[Stored data]
....
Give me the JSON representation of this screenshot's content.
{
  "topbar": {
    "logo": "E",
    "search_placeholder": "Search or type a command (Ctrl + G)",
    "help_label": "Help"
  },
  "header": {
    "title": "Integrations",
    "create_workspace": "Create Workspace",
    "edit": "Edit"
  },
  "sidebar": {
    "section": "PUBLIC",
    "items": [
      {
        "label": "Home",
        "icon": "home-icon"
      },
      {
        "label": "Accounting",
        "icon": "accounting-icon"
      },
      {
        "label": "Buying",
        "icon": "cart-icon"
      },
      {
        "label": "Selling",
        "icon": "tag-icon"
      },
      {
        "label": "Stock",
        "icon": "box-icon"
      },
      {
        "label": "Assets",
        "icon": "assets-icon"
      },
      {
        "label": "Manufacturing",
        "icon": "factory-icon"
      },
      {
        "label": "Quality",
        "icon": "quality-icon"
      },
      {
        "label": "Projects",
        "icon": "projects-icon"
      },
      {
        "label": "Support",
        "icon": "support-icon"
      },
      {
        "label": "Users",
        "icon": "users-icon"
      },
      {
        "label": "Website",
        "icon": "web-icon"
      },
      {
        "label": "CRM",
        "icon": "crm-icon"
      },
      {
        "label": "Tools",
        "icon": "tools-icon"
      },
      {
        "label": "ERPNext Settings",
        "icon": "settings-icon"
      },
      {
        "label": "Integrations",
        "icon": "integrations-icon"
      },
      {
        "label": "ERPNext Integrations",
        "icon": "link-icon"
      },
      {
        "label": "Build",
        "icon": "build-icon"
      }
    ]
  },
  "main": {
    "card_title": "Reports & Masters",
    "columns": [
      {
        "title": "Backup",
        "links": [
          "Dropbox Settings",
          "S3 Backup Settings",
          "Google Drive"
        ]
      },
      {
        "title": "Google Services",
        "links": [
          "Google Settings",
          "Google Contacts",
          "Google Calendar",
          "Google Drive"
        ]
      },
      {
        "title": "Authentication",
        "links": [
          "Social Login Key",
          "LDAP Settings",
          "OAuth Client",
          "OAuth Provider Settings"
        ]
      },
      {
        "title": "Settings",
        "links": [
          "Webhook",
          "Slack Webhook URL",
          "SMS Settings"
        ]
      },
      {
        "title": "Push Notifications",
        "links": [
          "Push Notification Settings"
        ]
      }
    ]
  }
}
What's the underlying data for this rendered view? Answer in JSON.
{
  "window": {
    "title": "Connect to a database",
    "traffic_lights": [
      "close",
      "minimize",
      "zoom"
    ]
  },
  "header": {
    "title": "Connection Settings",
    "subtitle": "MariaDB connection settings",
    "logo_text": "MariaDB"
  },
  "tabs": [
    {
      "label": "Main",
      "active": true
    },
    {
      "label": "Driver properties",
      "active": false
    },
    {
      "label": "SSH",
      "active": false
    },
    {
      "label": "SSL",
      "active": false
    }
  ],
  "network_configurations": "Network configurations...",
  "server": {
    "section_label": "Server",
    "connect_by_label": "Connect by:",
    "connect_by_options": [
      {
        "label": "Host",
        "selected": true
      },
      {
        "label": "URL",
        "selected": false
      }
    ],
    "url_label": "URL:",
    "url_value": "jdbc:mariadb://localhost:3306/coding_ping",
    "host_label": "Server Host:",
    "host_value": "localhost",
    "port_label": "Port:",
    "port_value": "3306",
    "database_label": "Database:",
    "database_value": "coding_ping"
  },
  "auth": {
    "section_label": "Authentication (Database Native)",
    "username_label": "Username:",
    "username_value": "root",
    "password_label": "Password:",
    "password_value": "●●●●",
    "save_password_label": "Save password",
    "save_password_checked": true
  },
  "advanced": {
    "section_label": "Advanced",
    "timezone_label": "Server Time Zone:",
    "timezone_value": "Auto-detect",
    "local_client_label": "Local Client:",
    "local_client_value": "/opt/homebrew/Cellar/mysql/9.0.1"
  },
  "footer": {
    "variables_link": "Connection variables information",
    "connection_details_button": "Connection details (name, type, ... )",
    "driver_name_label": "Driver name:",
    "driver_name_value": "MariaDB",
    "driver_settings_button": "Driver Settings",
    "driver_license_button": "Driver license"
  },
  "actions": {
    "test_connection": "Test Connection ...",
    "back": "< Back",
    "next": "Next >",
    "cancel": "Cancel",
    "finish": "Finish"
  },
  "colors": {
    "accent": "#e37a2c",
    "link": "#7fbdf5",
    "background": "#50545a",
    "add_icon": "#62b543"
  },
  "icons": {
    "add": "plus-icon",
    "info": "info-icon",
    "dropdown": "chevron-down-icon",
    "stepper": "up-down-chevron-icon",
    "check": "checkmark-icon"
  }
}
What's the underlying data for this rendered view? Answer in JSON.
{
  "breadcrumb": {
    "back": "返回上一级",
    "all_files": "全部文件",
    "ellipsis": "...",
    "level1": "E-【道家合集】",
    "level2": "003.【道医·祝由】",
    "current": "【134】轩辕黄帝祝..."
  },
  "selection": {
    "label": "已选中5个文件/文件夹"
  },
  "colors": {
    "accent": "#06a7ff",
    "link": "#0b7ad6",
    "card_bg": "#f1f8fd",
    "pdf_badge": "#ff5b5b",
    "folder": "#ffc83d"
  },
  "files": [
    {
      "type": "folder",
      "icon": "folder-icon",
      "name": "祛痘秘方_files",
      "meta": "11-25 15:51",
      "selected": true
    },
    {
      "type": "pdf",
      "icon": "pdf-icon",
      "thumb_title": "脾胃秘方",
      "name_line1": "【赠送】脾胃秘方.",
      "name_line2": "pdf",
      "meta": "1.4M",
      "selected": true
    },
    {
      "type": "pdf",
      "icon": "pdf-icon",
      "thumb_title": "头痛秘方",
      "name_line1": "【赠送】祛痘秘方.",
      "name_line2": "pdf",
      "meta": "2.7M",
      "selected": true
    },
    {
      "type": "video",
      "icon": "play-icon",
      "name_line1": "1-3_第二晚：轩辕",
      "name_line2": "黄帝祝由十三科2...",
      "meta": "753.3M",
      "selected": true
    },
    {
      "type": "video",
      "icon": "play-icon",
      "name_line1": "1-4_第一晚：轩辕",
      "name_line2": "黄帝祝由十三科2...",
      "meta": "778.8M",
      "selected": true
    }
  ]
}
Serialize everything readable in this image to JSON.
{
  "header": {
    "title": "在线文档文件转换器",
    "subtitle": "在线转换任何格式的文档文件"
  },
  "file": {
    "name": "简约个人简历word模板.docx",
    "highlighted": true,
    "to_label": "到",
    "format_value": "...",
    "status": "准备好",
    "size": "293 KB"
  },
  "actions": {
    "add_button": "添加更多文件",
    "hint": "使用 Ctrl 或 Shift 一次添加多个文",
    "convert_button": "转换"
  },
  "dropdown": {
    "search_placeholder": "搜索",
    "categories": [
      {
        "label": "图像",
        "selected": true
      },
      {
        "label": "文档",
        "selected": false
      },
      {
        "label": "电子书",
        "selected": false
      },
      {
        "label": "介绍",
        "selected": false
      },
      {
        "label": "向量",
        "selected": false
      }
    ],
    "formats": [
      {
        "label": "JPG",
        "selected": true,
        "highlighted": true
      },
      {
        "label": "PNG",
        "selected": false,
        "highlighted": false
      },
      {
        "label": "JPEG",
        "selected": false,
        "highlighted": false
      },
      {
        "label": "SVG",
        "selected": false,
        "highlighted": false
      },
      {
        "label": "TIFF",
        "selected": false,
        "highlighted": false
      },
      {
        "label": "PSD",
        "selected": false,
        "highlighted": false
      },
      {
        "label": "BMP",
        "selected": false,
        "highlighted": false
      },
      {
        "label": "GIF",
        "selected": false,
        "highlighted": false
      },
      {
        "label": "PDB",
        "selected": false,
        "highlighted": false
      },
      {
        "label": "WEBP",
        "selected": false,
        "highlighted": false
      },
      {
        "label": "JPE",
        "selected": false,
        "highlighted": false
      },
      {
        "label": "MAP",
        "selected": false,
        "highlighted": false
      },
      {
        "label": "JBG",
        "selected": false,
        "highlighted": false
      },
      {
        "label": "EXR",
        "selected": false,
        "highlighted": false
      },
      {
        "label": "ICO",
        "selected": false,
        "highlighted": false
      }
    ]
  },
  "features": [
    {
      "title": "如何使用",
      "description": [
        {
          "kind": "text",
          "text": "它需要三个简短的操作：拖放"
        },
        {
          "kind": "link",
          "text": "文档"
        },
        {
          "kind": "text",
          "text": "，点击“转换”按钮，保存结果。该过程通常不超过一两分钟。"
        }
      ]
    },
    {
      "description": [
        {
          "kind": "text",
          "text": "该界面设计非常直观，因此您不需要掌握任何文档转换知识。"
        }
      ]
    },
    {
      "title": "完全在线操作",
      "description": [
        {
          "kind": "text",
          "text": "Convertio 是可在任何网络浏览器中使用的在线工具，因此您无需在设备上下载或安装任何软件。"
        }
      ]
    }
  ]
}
....
- [WHAT THE TASK REQUIRES] State how many lines of the listing include "dropdown", and nothing more.

- [FINAL ANSWER] 2